# EXTRAIT DU DOCUMENT:
▽

Au niveau rémunération, « elle doit être professionnalisante et pouvoir être à l’acte ou sous forme de salariat », détaille Morgan Caillault. Le DJA doit aussi pouvoir être éligible à la signature d’un Contrat de début d’exercice, qui permet le versement d’une rémunération minimum.
Éviter la coercition déguisée
Les représentants des IMG veulent aussi s’assurer que le DJA ne soit pas soumis à une contrainte géographique pour son lieu « d’exercice » lors de cette phase de consolidation. Car la crainte face à cette réforme est qu’elle ne réponde en fait qu’à un souci d'accès aux soins et prenne la forme d’une coercition déguisée. « J’ai peur que la démographie médicale l’emporte sur la formation des internes et que cette année soit en réalité un service sanitaire obligatoire », a ainsi exprimé le Dr Vincent Claudel. Le Pr Saint-Lary a tenu à rassurer sur ce point en réaffirmant que le CNGE serait toujours opposé à la coercition. « Cette quatrième année ne serait pas une coercition cachée. Nous sommes dans l’idée de faire confiance aux jeunes et de leur donner la chance de montrer qu’ils ont envie d’être utiles et d’aller là où on a besoin d’eux ». Le président du CNGE promet que les internes seront associés à la commission de répartition des internes et que le but est d’ouvrir des stages qui correspondent au projet professionnel.
Dans la salle, la réticence de plusieurs internes s’est aussi exprimée autour d’un « maintien plus longtemps dans un statut précaire ». En réponse, le CNGE affirme qu’il sera particulièrement vigilant sur la question de la sécurité du statut pour ces jeunes médecins et notamment sur la rémunération.
Des réponses en fin d'année ?
Si les discussions doivent encore aboutir sur la phase de consolidation, la question du calendrier reste entière et elle est surtout très dépendante de celle des moyens financiers. « Aujourd’hui, le dossier est entre les mains des tutelles. Il y a une difficulté financière mais le coût est à la portée des ministères compte-tenu de l’enjeu », considère le Pr Saint-Lary. Il espère que le sujet va avancer rapidement pour que des annonces officielles soient possibles lors du prochain Congrès du CNGE prévu en fin d’année à Lille.

△

# JEU DE DONNÉES:

▽

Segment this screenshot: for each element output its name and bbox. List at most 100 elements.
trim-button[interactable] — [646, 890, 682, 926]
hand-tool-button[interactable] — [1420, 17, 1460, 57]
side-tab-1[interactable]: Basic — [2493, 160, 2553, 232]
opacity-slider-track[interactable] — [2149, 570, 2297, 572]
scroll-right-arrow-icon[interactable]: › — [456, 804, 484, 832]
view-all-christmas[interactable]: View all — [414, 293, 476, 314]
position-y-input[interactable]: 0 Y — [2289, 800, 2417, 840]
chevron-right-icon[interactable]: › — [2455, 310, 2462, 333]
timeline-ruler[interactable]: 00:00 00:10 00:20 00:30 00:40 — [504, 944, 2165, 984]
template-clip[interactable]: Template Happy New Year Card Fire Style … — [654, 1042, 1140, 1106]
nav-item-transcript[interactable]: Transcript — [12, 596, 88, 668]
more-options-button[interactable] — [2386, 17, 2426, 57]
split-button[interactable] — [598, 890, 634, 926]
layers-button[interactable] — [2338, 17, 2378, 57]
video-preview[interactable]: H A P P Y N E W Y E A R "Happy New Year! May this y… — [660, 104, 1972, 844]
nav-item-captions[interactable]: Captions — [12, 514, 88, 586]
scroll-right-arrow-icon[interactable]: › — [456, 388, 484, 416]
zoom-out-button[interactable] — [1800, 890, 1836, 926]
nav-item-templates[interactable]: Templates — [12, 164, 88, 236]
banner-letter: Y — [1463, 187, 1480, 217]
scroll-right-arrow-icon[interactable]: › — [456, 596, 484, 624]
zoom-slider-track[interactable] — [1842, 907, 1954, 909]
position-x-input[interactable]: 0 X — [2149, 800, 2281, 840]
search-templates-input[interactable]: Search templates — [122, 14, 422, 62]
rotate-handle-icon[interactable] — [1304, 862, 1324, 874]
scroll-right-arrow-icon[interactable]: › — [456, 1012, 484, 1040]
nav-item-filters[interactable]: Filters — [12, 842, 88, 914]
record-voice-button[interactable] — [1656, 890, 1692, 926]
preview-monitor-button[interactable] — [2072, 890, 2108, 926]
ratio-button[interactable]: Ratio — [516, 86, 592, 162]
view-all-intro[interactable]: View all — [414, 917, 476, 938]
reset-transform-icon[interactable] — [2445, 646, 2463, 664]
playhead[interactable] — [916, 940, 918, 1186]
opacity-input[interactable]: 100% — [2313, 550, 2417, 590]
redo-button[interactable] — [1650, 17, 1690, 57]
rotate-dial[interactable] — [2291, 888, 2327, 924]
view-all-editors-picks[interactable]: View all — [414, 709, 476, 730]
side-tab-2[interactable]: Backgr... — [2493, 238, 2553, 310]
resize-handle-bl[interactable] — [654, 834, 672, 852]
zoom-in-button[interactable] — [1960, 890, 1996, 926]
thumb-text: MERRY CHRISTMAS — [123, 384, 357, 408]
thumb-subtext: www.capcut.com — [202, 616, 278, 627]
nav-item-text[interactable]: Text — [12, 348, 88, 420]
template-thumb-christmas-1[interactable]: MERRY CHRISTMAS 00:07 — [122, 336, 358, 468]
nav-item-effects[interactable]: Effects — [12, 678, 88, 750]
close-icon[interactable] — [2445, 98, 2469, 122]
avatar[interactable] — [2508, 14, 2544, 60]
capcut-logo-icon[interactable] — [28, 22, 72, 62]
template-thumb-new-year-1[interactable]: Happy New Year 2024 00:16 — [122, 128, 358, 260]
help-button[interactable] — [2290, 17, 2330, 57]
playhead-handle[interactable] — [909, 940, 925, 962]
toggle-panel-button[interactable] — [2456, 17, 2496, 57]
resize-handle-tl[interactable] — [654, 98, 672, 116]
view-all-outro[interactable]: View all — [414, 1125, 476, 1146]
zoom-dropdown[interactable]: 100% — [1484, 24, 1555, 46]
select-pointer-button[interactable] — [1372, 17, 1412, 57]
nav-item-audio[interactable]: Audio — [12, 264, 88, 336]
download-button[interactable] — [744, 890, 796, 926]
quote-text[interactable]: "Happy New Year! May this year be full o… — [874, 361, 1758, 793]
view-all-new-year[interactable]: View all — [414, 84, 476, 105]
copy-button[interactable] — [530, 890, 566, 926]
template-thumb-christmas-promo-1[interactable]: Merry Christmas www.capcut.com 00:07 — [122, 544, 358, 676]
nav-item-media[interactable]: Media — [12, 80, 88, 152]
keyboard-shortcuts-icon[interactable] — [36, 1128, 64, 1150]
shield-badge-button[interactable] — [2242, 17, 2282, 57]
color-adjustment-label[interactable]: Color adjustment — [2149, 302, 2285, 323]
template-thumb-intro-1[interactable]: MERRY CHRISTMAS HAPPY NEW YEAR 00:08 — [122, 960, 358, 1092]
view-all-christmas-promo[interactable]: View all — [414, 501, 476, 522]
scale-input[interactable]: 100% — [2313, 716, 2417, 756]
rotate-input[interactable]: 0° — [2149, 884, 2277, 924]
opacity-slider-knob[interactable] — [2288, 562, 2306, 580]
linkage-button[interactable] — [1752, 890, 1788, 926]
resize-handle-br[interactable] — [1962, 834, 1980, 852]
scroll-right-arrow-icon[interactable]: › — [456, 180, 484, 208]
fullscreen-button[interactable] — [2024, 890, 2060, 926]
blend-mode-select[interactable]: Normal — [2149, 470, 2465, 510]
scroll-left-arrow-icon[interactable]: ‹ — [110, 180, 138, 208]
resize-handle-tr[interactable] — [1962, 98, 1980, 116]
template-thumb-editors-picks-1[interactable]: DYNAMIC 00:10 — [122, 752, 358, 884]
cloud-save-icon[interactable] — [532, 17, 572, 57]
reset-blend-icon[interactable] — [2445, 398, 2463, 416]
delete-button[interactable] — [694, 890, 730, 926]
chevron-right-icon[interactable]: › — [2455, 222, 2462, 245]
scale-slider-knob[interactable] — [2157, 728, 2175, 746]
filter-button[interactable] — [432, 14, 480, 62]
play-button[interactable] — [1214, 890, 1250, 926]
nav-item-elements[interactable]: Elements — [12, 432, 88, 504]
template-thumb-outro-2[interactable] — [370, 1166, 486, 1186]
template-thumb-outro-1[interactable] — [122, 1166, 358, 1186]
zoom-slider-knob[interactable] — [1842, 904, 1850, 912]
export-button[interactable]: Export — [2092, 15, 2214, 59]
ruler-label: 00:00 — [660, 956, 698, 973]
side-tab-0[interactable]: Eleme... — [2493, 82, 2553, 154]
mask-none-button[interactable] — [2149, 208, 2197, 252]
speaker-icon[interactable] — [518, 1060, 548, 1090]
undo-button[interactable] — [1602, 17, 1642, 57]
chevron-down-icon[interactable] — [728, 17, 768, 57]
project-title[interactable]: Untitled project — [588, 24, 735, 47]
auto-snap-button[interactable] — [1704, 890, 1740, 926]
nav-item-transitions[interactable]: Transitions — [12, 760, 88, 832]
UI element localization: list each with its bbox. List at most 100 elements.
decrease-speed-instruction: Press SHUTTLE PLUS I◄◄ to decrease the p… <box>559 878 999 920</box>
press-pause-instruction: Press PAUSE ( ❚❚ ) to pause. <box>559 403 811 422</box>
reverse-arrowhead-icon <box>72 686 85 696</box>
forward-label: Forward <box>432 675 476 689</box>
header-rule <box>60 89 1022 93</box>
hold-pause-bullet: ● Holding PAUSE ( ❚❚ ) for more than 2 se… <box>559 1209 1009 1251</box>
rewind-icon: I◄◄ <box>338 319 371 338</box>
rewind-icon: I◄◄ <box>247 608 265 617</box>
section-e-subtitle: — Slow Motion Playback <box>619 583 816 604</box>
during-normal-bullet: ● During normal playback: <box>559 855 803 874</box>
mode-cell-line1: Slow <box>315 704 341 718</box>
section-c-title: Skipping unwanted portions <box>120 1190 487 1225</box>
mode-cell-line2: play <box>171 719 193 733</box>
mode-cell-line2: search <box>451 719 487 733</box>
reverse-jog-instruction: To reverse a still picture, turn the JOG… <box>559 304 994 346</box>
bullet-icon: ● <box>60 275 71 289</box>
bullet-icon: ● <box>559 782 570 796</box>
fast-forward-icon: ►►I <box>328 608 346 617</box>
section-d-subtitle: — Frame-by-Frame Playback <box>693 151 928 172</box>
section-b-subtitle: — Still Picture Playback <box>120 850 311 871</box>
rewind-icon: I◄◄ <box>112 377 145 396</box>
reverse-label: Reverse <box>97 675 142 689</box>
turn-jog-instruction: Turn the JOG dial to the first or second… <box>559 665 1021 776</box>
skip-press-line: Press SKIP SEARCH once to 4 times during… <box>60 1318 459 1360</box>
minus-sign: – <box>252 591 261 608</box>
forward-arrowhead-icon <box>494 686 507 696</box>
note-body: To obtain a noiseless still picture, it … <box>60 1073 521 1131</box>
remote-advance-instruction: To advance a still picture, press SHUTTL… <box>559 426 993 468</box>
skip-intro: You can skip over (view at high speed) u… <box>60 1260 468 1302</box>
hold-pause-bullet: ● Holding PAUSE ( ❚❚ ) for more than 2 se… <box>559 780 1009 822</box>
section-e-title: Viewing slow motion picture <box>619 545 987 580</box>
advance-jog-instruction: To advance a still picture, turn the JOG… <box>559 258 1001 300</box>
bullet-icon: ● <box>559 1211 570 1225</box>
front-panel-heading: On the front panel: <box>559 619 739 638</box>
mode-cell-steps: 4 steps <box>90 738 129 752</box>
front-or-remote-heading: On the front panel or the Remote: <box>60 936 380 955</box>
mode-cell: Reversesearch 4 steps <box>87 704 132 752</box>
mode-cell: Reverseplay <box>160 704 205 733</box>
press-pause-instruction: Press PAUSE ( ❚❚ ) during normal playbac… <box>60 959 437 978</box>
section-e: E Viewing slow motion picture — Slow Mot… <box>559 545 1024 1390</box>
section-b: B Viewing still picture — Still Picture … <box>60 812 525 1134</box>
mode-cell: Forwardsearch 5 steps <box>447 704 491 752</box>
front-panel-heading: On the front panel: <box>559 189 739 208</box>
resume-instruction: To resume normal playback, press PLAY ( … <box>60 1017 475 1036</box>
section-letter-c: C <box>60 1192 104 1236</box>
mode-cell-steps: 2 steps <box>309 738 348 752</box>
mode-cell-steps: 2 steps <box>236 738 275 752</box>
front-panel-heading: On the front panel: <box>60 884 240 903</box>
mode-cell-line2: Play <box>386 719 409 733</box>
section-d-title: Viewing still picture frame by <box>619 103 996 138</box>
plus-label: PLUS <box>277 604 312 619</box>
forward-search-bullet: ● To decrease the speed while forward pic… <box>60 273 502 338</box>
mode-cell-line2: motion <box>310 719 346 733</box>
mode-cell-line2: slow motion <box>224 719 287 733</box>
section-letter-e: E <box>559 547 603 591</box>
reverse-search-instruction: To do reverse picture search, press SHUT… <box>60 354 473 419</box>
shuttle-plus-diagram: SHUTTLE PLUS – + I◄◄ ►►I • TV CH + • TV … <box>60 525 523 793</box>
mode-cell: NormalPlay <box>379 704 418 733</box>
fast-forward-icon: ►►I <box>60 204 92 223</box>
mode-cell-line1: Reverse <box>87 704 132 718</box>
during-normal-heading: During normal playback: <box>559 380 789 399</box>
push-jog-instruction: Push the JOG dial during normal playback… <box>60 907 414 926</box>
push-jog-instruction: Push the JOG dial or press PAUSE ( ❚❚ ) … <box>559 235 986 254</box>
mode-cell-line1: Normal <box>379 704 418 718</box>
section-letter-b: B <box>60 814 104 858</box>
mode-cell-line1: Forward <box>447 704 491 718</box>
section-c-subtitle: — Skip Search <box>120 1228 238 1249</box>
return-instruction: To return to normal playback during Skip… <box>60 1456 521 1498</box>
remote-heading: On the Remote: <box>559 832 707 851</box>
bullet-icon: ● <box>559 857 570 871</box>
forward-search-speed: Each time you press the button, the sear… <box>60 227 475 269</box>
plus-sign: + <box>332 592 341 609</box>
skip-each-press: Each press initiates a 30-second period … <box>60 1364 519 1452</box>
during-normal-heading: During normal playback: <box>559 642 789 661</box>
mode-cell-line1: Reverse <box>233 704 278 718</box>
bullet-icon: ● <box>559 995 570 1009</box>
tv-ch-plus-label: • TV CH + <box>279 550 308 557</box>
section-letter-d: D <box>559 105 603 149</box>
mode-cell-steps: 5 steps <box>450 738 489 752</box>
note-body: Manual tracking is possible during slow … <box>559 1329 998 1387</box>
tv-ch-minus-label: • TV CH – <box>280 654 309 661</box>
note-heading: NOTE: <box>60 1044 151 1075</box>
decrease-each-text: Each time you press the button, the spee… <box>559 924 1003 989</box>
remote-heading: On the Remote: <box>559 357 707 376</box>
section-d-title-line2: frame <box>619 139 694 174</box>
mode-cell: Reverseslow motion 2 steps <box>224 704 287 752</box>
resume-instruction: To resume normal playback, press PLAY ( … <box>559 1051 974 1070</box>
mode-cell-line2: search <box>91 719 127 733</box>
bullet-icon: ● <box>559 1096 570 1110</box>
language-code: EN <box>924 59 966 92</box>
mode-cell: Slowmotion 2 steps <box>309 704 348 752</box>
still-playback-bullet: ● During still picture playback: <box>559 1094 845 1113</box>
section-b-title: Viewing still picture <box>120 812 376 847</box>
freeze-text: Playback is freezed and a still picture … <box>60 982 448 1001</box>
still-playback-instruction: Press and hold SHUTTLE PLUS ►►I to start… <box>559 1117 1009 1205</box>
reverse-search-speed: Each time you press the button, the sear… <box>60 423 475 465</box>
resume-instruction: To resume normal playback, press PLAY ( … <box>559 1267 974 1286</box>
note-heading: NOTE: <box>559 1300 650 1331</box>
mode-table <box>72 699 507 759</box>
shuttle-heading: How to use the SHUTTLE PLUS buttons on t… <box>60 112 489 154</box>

△

# ACTION REQUISE A:
D'après l'extrait du document, dans quelle ville le prochain Congrès du CNGE est-il prévu en fin d'année ?
# ACTION REQUISE B:
Extrayez sans rien modifier, dans l'extrait du document, le passage allant de « Des réponses en » jusqu'à « d’année à Lille. ».
# ACTION REQUISE C:
Selon l'extrait du document, pourquoi les représentants des IMG veulent-ils que le DJA ne soit pas soumis à une contrainte géographique pendant la phase de consolidation ?

# ZONE DE RÉPONSE A:
À Lille.

# ZONE DE RÉPONSE B:
Des réponses en fin d'année ?
Si les discussions doivent encore aboutir sur la phase de consolidation, la question du calendrier reste entière et elle est surtout très dépendante de celle des moyens financiers. « Aujourd’hui, le dossier est entre les mains des tutelles. Il y a une difficulté financière mais le coût est à la portée des ministères compte-tenu de l’enjeu », considère le Pr Saint-Lary. Il espère que le sujet va avancer rapidement pour que des annonces officielles soient possibles lors du prochain Congrès du CNGE prévu en fin d’année à Lille.

# ZONE DE RÉPONSE C:
Ils craignent que la réforme ne réponde en fait qu'à un souci d'accès aux soins et prenne la forme d'une coercition déguisée. Le Dr Vincent Claudel redoute que la démographie médicale l'emporte sur la formation des internes et que cette année soit en réalité un service sanitaire obligatoire.